__REQUIREMENTS__:
Return all entries word for word, but drop any images.

[Data entries]

────────────────

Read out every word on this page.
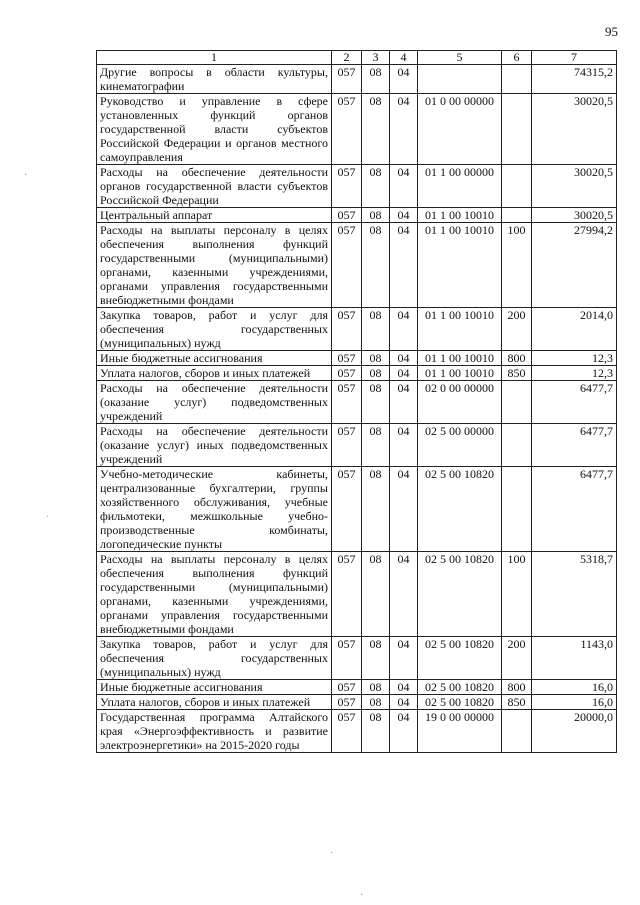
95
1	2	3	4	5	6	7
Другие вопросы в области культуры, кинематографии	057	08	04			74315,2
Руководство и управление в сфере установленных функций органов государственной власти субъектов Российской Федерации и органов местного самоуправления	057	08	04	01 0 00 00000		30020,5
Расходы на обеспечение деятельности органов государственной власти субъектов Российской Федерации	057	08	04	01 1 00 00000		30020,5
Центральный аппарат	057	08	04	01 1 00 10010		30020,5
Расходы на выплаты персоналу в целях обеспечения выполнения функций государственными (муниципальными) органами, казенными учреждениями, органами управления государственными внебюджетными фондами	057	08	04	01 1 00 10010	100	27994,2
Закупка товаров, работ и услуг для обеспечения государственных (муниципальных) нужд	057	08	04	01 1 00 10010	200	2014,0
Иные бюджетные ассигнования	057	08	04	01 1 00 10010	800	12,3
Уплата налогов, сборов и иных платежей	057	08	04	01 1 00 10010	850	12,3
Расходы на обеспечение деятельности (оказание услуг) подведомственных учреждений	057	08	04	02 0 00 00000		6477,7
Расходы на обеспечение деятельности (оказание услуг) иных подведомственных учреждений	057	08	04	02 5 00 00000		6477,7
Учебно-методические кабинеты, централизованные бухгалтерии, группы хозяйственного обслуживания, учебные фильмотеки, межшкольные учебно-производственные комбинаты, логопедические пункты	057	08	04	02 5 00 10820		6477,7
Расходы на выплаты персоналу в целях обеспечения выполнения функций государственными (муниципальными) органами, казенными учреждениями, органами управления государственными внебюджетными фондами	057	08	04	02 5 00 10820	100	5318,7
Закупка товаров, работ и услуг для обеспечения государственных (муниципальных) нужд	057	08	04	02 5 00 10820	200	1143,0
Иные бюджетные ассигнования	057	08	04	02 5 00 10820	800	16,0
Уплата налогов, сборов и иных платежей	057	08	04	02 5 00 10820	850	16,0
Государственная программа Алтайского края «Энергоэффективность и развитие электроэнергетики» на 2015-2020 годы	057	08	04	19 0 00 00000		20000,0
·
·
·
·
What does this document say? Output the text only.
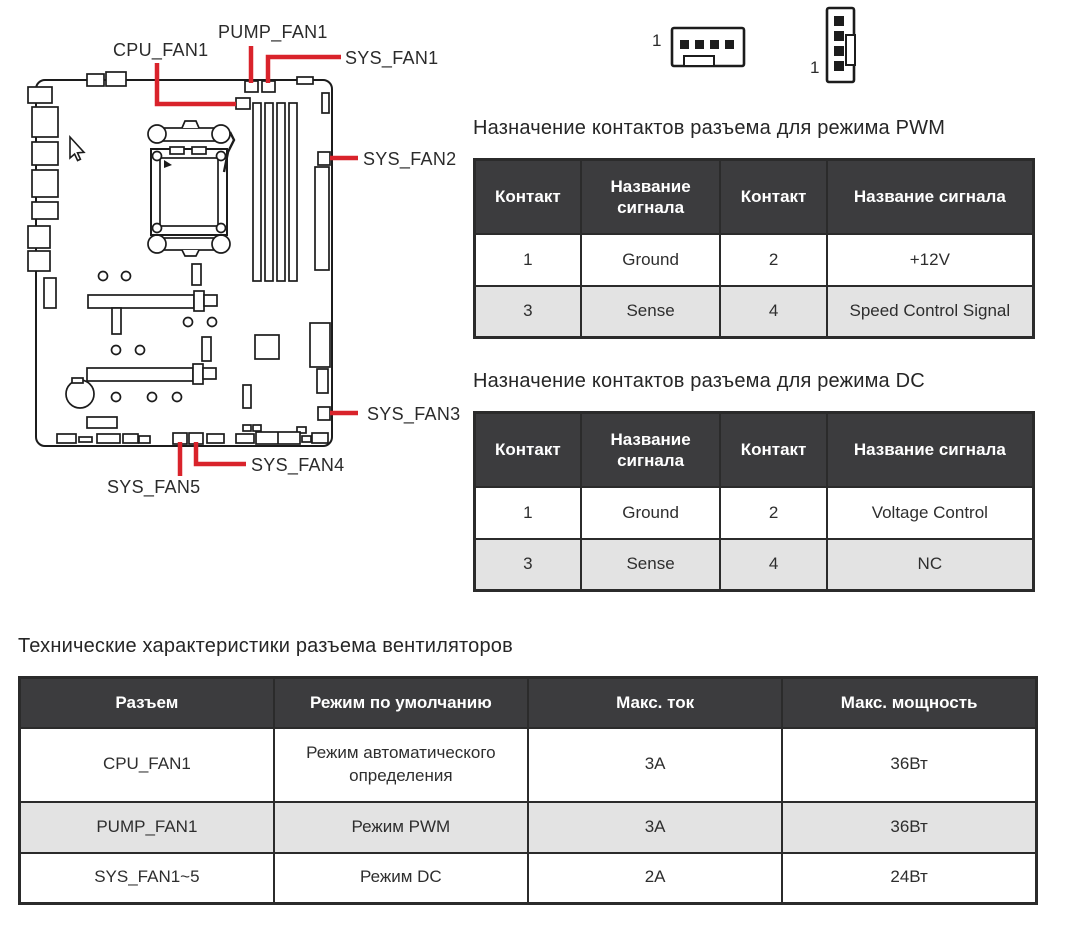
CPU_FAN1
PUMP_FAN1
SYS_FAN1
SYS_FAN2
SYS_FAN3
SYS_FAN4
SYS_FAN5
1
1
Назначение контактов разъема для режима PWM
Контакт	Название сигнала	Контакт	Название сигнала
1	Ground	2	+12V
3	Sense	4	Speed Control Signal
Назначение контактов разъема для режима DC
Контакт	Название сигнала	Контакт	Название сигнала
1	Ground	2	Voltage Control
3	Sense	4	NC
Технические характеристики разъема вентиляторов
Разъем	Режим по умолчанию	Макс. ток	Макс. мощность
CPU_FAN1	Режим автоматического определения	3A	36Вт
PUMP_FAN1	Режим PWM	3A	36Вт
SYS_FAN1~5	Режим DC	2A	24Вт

────────────────

__FULL OUTPUT__:
Read out every word on this page.
95
1	2	3	4	5	6	7
Другие вопросы в области культуры, кинематографии	057	08	04			74315,2
Руководство и управление в сфере установленных функций органов государственной власти субъектов Российской Федерации и органов местного самоуправления	057	08	04	01 0 00 00000		30020,5
Расходы на обеспечение деятельности органов государственной власти субъектов Российской Федерации	057	08	04	01 1 00 00000		30020,5
Центральный аппарат	057	08	04	01 1 00 10010		30020,5
Расходы на выплаты персоналу в целях обеспечения выполнения функций государственными (муниципальными) органами, казенными учреждениями, органами управления государственными внебюджетными фондами	057	08	04	01 1 00 10010	100	27994,2
Закупка товаров, работ и услуг для обеспечения государственных (муниципальных) нужд	057	08	04	01 1 00 10010	200	2014,0
Иные бюджетные ассигнования	057	08	04	01 1 00 10010	800	12,3
Уплата налогов, сборов и иных платежей	057	08	04	01 1 00 10010	850	12,3
Расходы на обеспечение деятельности (оказание услуг) подведомственных учреждений	057	08	04	02 0 00 00000		6477,7
Расходы на обеспечение деятельности (оказание услуг) иных подведомственных учреждений	057	08	04	02 5 00 00000		6477,7
Учебно-методические кабинеты, централизованные бухгалтерии, группы хозяйственного обслуживания, учебные фильмотеки, межшкольные учебно-производственные комбинаты, логопедические пункты	057	08	04	02 5 00 10820		6477,7
Расходы на выплаты персоналу в целях обеспечения выполнения функций государственными (муниципальными) органами, казенными учреждениями, органами управления государственными внебюджетными фондами	057	08	04	02 5 00 10820	100	5318,7
Закупка товаров, работ и услуг для обеспечения государственных (муниципальных) нужд	057	08	04	02 5 00 10820	200	1143,0
Иные бюджетные ассигнования	057	08	04	02 5 00 10820	800	16,0
Уплата налогов, сборов и иных платежей	057	08	04	02 5 00 10820	850	16,0
Государственная программа Алтайского края «Энергоэффективность и развитие электроэнергетики» на 2015-2020 годы	057	08	04	19 0 00 00000		20000,0
·
·
·
·
What does this document say? Output the text only.
CPU_FAN1
PUMP_FAN1
SYS_FAN1
SYS_FAN2
SYS_FAN3
SYS_FAN4
SYS_FAN5
1
1
Назначение контактов разъема для режима PWM
Контакт	Название сигнала	Контакт	Название сигнала
1	Ground	2	+12V
3	Sense	4	Speed Control Signal
Назначение контактов разъема для режима DC
Контакт	Название сигнала	Контакт	Название сигнала
1	Ground	2	Voltage Control
3	Sense	4	NC
Технические характеристики разъема вентиляторов
Разъем	Режим по умолчанию	Макс. ток	Макс. мощность
CPU_FAN1	Режим автоматического определения	3A	36Вт
PUMP_FAN1	Режим PWM	3A	36Вт
SYS_FAN1~5	Режим DC	2A	24Вт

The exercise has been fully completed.